** Supplied records **
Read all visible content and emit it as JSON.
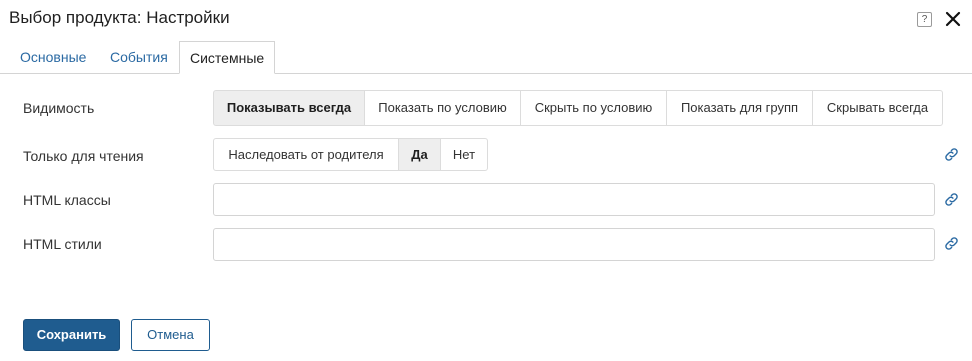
{
  "dialog": {
    "title": "Выбор продукта: Настройки",
    "help_icon_text": "?"
  },
  "tabs": [
    {
      "label": "Основные",
      "active": false
    },
    {
      "label": "События",
      "active": false
    },
    {
      "label": "Системные",
      "active": true
    }
  ],
  "visibility": {
    "label": "Видимость",
    "options": [
      "Показывать всегда",
      "Показать по условию",
      "Скрыть по условию",
      "Показать для групп",
      "Скрывать всегда"
    ],
    "selected": "Показывать всегда"
  },
  "readonly": {
    "label": "Только для чтения",
    "options": [
      "Наследовать от родителя",
      "Да",
      "Нет"
    ],
    "selected": "Да"
  },
  "html_classes": {
    "label": "HTML классы",
    "value": "",
    "placeholder": ""
  },
  "html_styles": {
    "label": "HTML стили",
    "value": "",
    "placeholder": ""
  },
  "footer": {
    "save_label": "Сохранить",
    "cancel_label": "Отмена"
  },
  "colors": {
    "primary": "#1f5c8f",
    "link": "#2b6aa3",
    "selected_segment_bg": "#eeeeee"
  },
  "icons": [
    "help-icon",
    "close-icon",
    "link-icon"
  ]
}
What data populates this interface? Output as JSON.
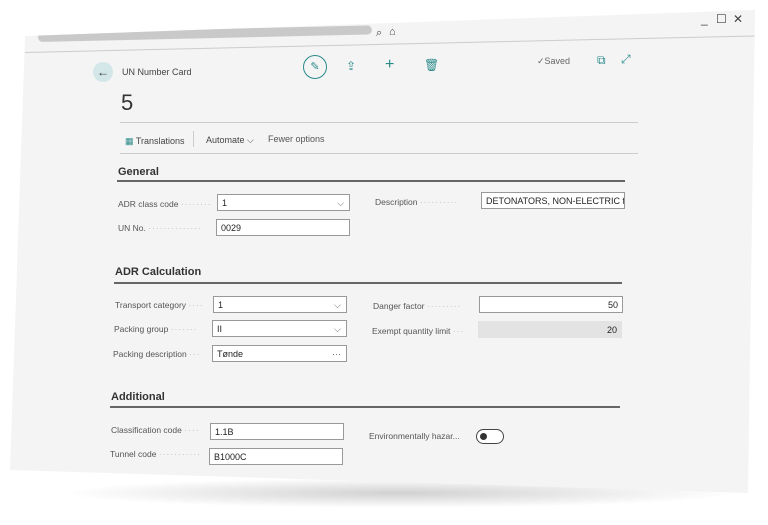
{
  "window": {
    "minimize": "_",
    "maximize": "☐",
    "close": "✕"
  },
  "header": {
    "page_type": "UN Number Card",
    "title": "5",
    "status": "Saved"
  },
  "actions": {
    "translations": "Translations",
    "automate": "Automate",
    "fewer_options": "Fewer options"
  },
  "general": {
    "heading": "General",
    "adr_class_code": {
      "label": "ADR class code",
      "value": "1"
    },
    "un_no": {
      "label": "UN No.",
      "value": "0029"
    },
    "description": {
      "label": "Description",
      "value": "DETONATORS, NON-ELECTRIC for"
    }
  },
  "adr": {
    "heading": "ADR Calculation",
    "transport_category": {
      "label": "Transport category",
      "value": "1"
    },
    "packing_group": {
      "label": "Packing group",
      "value": "II"
    },
    "packing_description": {
      "label": "Packing description",
      "value": "Tønde"
    },
    "danger_factor": {
      "label": "Danger factor",
      "value": "50"
    },
    "exempt_quantity_limit": {
      "label": "Exempt quantity limit",
      "value": "20"
    }
  },
  "additional": {
    "heading": "Additional",
    "classification_code": {
      "label": "Classification code",
      "value": "1.1B"
    },
    "tunnel_code": {
      "label": "Tunnel code",
      "value": "B1000C"
    },
    "environmentally_hazardous": {
      "label": "Environmentally hazar...",
      "value": false
    }
  }
}
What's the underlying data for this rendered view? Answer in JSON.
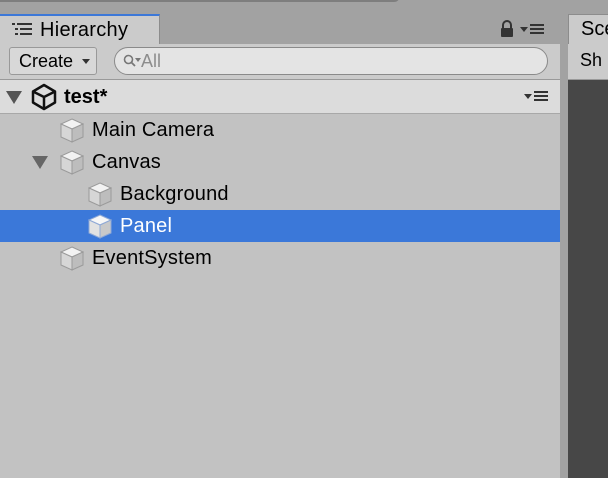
{
  "hierarchy": {
    "tab_title": "Hierarchy",
    "create_label": "Create",
    "search_placeholder": "All",
    "scene_name": "test*",
    "items": [
      {
        "name": "Main Camera",
        "depth": 1,
        "expanded": null,
        "selected": false
      },
      {
        "name": "Canvas",
        "depth": 1,
        "expanded": true,
        "selected": false
      },
      {
        "name": "Background",
        "depth": 2,
        "expanded": null,
        "selected": false
      },
      {
        "name": "Panel",
        "depth": 2,
        "expanded": null,
        "selected": true
      },
      {
        "name": "EventSystem",
        "depth": 1,
        "expanded": null,
        "selected": false
      }
    ]
  },
  "scene": {
    "tab_title": "Sce",
    "toolbar_label": "Sh"
  },
  "colors": {
    "selection": "#3b78d9",
    "panel_bg": "#c2c2c2",
    "scene_bg": "#474747"
  },
  "icons": [
    "hierarchy-icon",
    "lock-icon",
    "panel-menu-icon",
    "search-icon",
    "unity-logo-icon",
    "gameobject-cube-icon",
    "foldout-arrow-icon"
  ]
}
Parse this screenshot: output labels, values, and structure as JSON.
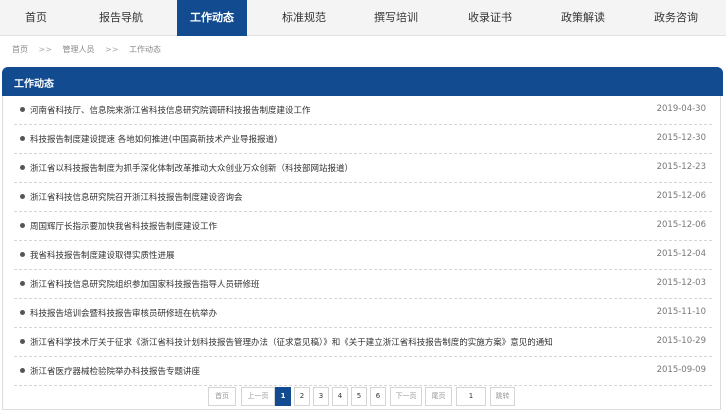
{
  "nav": {
    "items": [
      {
        "label": "首页"
      },
      {
        "label": "报告导航"
      },
      {
        "label": "工作动态"
      },
      {
        "label": "标准规范"
      },
      {
        "label": "撰写培训"
      },
      {
        "label": "收录证书"
      },
      {
        "label": "政策解读"
      },
      {
        "label": "政务咨询"
      }
    ],
    "active_index": 2
  },
  "breadcrumb": {
    "items": [
      "首页",
      "管理人员",
      "工作动态"
    ],
    "separator": ">>"
  },
  "panel": {
    "title": "工作动态"
  },
  "articles": [
    {
      "title": "河南省科技厅、信息院来浙江省科技信息研究院调研科技报告制度建设工作",
      "date": "2019-04-30"
    },
    {
      "title": "科技报告制度建设提速 各地如何推进(中国高新技术产业导报报道)",
      "date": "2015-12-30"
    },
    {
      "title": "浙江省以科技报告制度为抓手深化体制改革推动大众创业万众创新（科技部网站报道）",
      "date": "2015-12-23"
    },
    {
      "title": "浙江省科技信息研究院召开浙江科技报告制度建设咨询会",
      "date": "2015-12-06"
    },
    {
      "title": "周国辉厅长指示要加快我省科技报告制度建设工作",
      "date": "2015-12-06"
    },
    {
      "title": "我省科技报告制度建设取得实质性进展",
      "date": "2015-12-04"
    },
    {
      "title": "浙江省科技信息研究院组织参加国家科技报告指导人员研修班",
      "date": "2015-12-03"
    },
    {
      "title": "科技报告培训会暨科技报告审核员研修班在杭举办",
      "date": "2015-11-10"
    },
    {
      "title": "浙江省科学技术厅关于征求《浙江省科技计划科技报告管理办法（征求意见稿）》和《关于建立浙江省科技报告制度的实施方案》意见的通知",
      "date": "2015-10-29"
    },
    {
      "title": "浙江省医疗器械检验院举办科技报告专题讲座",
      "date": "2015-09-09"
    }
  ],
  "pagination": {
    "first": "首页",
    "prev": "上一页",
    "pages": [
      "1",
      "2",
      "3",
      "4",
      "5",
      "6"
    ],
    "current": "1",
    "next": "下一页",
    "last": "尾页",
    "jump_value": "1",
    "jump_label": "跳转"
  },
  "colors": {
    "accent": "#124b8f"
  }
}
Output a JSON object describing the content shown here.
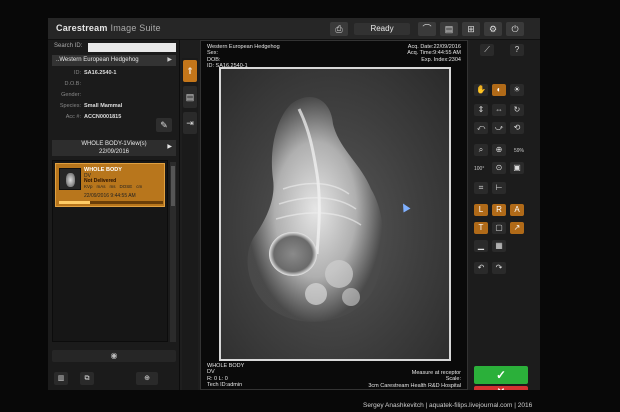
{
  "app": {
    "brand": "Carestream",
    "brand_sub": "Image Suite",
    "status": "Ready"
  },
  "search": {
    "label": "Search ID:",
    "value": ""
  },
  "patient": {
    "name": "..Western European Hedgehog",
    "fields": [
      {
        "k": "ID:",
        "v": "SA16.2540-1"
      },
      {
        "k": "D.O.B:",
        "v": ""
      },
      {
        "k": "Gender:",
        "v": ""
      },
      {
        "k": "Species:",
        "v": "Small Mammal"
      },
      {
        "k": "Acc #:",
        "v": "ACCN0001815"
      }
    ]
  },
  "study": {
    "line1": "WHOLE BODY-1View(s)",
    "line2": "22/09/2016"
  },
  "series_card": {
    "title": "WHOLE BODY",
    "view": "DV",
    "status": "Not Delivered",
    "cols": [
      "KVp",
      "mAs",
      "ms",
      "DOSE",
      "cm"
    ],
    "date": "22/09/2016 9:44:55 AM",
    "progress": 0.3
  },
  "viewer": {
    "top_left": [
      "Western European Hedgehog",
      "Sex:",
      "DOB:",
      "ID: SA16.2540-1"
    ],
    "top_right": [
      "Acq. Date:22/09/2016",
      "Acq. Time:9:44:55 AM",
      "Exp. Index:2304"
    ],
    "bottom_left": [
      "WHOLE BODY",
      "DV",
      "R: 0 L: 0",
      "Tech ID:admin"
    ],
    "bottom_right": [
      "Measure at receptor",
      "Scale:",
      "3cm Carestream Health R&D Hospital"
    ]
  },
  "toolbox": {
    "zoom_percent": "59%",
    "fit_label": "100°"
  },
  "credit": "Sergey Anashkevitch | aquatek-filips.livejournal.com | 2016",
  "colors": {
    "accent": "#c4761a",
    "accept": "#2bb03a",
    "reject": "#d63131"
  }
}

** Exercise objective **
Copy out each line of the records that holds the string "data".

** Exercise result **
What data populates this interface? Output as JSON.
What's the underlying data for this rendered view? Answer in JSON.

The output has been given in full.